(Dataset rows about figures)

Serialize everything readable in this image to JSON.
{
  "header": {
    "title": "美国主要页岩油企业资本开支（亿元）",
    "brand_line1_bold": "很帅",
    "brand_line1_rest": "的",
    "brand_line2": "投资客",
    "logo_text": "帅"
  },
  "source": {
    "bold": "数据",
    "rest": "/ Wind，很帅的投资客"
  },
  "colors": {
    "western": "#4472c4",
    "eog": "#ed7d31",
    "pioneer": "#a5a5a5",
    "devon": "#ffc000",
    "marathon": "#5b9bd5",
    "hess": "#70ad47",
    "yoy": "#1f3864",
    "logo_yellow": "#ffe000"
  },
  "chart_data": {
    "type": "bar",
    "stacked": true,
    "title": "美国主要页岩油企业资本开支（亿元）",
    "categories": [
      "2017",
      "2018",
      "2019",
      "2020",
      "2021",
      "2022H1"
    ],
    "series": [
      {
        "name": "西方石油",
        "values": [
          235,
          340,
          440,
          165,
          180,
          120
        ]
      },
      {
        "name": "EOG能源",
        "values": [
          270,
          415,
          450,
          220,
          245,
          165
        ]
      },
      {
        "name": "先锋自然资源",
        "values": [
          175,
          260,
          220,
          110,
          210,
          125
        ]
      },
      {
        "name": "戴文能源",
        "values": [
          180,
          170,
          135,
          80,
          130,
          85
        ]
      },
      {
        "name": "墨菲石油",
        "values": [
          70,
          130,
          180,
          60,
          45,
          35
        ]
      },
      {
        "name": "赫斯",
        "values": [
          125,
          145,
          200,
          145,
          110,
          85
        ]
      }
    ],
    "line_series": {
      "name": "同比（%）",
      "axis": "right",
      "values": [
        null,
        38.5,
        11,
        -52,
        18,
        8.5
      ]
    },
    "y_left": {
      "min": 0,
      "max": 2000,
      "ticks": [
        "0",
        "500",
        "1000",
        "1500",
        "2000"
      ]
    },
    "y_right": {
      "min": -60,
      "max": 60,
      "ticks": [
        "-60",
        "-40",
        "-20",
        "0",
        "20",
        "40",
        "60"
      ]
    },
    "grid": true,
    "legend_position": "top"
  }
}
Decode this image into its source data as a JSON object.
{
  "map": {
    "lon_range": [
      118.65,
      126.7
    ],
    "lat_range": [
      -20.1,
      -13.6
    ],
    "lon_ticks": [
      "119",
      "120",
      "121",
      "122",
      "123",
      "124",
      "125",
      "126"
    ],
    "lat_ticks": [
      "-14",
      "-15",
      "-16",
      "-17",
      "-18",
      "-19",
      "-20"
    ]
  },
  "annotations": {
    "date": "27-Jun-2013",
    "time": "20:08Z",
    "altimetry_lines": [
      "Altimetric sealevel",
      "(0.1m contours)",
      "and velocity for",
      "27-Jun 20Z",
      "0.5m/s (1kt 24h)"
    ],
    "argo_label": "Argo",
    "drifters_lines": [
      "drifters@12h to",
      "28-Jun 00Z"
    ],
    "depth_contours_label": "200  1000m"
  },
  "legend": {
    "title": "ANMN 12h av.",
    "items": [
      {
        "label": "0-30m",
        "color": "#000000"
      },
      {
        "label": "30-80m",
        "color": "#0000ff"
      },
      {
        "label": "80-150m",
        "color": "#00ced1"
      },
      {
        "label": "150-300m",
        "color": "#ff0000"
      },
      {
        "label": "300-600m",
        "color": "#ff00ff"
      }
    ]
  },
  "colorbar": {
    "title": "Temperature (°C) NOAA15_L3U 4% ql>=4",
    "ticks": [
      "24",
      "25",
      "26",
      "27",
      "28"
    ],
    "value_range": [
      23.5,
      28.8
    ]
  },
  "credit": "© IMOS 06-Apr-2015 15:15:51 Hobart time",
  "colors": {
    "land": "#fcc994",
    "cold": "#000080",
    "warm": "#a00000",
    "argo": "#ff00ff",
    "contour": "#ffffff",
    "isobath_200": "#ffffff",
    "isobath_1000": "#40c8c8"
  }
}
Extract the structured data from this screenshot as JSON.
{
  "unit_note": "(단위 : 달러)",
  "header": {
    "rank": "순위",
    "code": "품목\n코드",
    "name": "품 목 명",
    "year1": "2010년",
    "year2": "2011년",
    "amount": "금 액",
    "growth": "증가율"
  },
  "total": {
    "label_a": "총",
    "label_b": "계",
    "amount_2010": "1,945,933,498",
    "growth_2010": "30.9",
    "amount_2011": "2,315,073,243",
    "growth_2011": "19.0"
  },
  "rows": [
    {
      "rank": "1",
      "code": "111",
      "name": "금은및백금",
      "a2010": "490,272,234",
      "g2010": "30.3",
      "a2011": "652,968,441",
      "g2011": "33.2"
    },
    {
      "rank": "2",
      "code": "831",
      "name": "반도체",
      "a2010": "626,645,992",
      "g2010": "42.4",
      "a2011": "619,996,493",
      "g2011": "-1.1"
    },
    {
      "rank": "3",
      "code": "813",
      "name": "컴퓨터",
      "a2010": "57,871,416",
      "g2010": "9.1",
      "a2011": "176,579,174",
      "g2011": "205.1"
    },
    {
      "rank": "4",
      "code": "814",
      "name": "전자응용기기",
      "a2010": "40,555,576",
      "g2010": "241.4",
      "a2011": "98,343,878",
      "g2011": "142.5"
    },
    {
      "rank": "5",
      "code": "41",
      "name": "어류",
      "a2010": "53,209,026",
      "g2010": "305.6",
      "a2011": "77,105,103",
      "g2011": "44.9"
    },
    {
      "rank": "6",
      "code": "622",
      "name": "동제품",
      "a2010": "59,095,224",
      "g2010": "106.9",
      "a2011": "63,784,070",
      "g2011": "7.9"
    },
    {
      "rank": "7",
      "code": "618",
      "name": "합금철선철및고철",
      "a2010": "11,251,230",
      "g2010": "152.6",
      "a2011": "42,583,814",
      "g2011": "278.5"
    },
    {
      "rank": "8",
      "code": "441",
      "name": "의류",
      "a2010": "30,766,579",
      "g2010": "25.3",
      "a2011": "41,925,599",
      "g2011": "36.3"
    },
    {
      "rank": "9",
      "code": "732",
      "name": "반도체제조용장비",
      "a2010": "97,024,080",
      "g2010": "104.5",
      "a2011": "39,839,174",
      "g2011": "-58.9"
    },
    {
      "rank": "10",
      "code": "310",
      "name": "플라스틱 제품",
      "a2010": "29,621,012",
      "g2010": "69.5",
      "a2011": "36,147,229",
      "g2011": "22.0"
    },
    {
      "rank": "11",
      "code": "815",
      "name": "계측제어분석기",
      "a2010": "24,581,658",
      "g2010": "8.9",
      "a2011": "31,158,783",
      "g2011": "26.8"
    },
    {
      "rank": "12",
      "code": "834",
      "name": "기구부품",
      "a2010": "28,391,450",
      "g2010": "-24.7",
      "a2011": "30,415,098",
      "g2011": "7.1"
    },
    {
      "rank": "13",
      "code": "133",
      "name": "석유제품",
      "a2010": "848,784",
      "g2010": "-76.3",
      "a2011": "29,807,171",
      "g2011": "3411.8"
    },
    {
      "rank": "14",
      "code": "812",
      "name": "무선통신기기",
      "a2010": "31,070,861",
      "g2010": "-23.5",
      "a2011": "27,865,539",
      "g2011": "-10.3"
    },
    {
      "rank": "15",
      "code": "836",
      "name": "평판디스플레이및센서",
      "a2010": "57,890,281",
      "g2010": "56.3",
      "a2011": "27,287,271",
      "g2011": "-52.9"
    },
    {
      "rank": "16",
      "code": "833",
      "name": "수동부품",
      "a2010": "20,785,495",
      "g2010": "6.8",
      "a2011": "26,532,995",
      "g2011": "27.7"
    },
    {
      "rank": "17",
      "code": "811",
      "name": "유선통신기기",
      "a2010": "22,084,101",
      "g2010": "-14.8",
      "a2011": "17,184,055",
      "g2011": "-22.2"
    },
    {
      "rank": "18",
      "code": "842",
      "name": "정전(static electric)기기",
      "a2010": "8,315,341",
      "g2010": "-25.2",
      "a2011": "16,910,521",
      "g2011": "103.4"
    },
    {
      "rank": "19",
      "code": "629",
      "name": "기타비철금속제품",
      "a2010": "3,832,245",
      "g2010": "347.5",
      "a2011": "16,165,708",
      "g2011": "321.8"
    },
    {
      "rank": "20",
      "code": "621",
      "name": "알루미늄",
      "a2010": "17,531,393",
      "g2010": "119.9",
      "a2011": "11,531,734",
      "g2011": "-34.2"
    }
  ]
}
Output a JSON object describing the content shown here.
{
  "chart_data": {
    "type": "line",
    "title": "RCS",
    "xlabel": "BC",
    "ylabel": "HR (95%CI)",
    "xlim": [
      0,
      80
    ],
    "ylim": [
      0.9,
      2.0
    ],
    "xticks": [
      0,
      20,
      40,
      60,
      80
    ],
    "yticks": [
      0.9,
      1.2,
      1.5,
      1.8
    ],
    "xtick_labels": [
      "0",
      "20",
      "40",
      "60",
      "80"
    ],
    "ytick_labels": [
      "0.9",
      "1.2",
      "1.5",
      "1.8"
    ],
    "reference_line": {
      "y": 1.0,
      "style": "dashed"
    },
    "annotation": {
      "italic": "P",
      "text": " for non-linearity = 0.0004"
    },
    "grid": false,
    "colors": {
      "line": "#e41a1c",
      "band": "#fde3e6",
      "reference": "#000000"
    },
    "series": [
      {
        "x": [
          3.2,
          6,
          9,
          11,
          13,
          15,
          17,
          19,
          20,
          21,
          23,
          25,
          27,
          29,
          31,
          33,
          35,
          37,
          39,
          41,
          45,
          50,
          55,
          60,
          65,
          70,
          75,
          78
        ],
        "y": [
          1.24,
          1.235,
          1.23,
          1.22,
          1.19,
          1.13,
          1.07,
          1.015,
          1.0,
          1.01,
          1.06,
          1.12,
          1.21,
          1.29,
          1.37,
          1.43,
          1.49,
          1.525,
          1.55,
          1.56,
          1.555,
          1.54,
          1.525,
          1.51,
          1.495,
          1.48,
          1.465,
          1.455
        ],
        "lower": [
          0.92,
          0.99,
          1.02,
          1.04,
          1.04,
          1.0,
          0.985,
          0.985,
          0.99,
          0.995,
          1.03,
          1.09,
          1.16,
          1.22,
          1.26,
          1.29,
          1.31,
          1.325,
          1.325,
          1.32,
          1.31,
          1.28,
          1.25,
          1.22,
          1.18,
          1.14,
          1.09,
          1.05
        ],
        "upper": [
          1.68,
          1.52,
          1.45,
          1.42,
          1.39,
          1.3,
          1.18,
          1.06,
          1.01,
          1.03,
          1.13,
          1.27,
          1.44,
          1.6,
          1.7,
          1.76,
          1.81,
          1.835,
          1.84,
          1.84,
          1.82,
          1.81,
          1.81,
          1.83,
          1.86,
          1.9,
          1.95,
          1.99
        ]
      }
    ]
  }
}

Goal: Gather every line containing the word "source" and copy it.

The solution:
  "source": {
Decode this image into its source data as a JSON object.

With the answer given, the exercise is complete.